> _Input material_
----

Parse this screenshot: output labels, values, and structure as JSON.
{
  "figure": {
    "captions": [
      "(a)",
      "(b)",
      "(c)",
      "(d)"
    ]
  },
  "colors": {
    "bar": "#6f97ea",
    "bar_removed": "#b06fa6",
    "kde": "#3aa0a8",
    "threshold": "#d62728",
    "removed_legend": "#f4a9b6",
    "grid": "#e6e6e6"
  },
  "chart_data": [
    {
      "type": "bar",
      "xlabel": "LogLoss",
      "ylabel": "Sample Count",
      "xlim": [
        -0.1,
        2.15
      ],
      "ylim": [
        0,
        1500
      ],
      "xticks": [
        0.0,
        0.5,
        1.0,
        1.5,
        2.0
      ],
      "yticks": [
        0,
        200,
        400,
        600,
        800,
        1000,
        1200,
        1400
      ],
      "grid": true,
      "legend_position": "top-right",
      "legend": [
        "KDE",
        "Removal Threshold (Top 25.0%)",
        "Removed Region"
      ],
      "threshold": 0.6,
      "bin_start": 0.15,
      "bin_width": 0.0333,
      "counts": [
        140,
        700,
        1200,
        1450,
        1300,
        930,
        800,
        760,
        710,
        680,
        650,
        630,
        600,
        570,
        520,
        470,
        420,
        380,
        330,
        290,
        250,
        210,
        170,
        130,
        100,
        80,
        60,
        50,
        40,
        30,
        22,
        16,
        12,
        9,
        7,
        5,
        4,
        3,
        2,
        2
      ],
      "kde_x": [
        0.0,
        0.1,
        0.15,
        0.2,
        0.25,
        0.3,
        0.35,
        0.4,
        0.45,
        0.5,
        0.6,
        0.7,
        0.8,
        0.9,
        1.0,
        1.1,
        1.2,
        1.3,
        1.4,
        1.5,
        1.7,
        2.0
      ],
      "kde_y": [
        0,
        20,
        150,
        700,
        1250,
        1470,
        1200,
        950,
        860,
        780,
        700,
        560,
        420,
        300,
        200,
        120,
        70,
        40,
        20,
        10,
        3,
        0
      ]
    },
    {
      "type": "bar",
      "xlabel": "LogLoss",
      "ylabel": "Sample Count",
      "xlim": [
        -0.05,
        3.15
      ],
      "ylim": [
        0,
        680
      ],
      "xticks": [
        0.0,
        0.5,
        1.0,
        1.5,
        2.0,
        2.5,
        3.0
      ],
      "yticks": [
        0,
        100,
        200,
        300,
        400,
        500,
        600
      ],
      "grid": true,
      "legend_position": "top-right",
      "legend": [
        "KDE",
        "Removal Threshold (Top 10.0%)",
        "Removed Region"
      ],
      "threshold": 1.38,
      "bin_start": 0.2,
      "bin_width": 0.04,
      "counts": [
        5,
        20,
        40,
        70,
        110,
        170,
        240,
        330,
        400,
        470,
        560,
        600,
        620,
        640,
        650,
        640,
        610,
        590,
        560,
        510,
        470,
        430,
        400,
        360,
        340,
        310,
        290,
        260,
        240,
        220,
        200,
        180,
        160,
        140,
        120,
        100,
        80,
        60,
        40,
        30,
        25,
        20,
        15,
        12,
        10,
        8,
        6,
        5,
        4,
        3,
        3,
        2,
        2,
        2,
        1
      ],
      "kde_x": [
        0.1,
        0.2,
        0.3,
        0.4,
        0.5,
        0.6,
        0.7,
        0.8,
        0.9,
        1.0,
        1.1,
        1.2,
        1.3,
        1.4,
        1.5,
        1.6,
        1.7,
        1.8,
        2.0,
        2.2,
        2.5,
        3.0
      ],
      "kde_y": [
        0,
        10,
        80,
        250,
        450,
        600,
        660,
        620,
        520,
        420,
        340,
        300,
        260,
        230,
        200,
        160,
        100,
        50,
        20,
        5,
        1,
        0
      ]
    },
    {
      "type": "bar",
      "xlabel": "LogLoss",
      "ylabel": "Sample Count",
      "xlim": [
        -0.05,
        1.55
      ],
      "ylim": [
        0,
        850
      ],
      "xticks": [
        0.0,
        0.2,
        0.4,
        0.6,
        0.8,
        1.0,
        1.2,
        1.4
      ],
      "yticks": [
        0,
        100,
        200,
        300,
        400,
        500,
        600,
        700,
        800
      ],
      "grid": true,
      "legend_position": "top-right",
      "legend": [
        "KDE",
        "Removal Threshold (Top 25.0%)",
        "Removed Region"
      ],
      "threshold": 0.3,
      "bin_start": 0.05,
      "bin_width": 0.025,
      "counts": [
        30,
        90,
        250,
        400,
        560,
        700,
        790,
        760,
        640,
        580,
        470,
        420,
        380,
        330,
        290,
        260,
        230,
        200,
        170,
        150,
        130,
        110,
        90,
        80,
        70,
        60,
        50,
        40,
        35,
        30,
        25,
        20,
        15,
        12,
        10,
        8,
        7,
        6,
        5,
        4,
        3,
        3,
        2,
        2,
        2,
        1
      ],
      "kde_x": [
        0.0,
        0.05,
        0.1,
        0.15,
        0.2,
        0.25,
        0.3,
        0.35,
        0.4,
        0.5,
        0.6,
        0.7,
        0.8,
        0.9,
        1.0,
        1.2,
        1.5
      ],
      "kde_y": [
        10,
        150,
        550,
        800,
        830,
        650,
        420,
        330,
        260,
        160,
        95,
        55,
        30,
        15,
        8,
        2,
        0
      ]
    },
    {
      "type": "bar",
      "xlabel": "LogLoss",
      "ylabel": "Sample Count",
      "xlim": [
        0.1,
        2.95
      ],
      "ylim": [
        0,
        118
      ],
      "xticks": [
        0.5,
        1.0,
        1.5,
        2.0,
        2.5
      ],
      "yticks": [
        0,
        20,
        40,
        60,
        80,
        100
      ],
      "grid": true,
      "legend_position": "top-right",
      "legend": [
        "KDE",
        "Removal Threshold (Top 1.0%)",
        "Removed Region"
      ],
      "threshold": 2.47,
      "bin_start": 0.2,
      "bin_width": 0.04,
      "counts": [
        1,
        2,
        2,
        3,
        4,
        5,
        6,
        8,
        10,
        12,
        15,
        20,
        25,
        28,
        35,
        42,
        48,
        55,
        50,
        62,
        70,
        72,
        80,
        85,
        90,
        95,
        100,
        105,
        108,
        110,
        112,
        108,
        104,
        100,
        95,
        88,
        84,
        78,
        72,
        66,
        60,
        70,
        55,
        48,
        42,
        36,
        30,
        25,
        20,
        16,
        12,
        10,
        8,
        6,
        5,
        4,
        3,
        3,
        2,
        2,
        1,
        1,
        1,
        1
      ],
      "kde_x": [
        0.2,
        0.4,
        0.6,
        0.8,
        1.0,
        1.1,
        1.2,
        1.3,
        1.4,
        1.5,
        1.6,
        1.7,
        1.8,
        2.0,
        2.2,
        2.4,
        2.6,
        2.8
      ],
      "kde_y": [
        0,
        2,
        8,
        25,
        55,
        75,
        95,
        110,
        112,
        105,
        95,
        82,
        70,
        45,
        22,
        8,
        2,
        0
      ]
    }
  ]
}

----

Tell how many lines of the data above hold the string "Removal". Give only the number.

4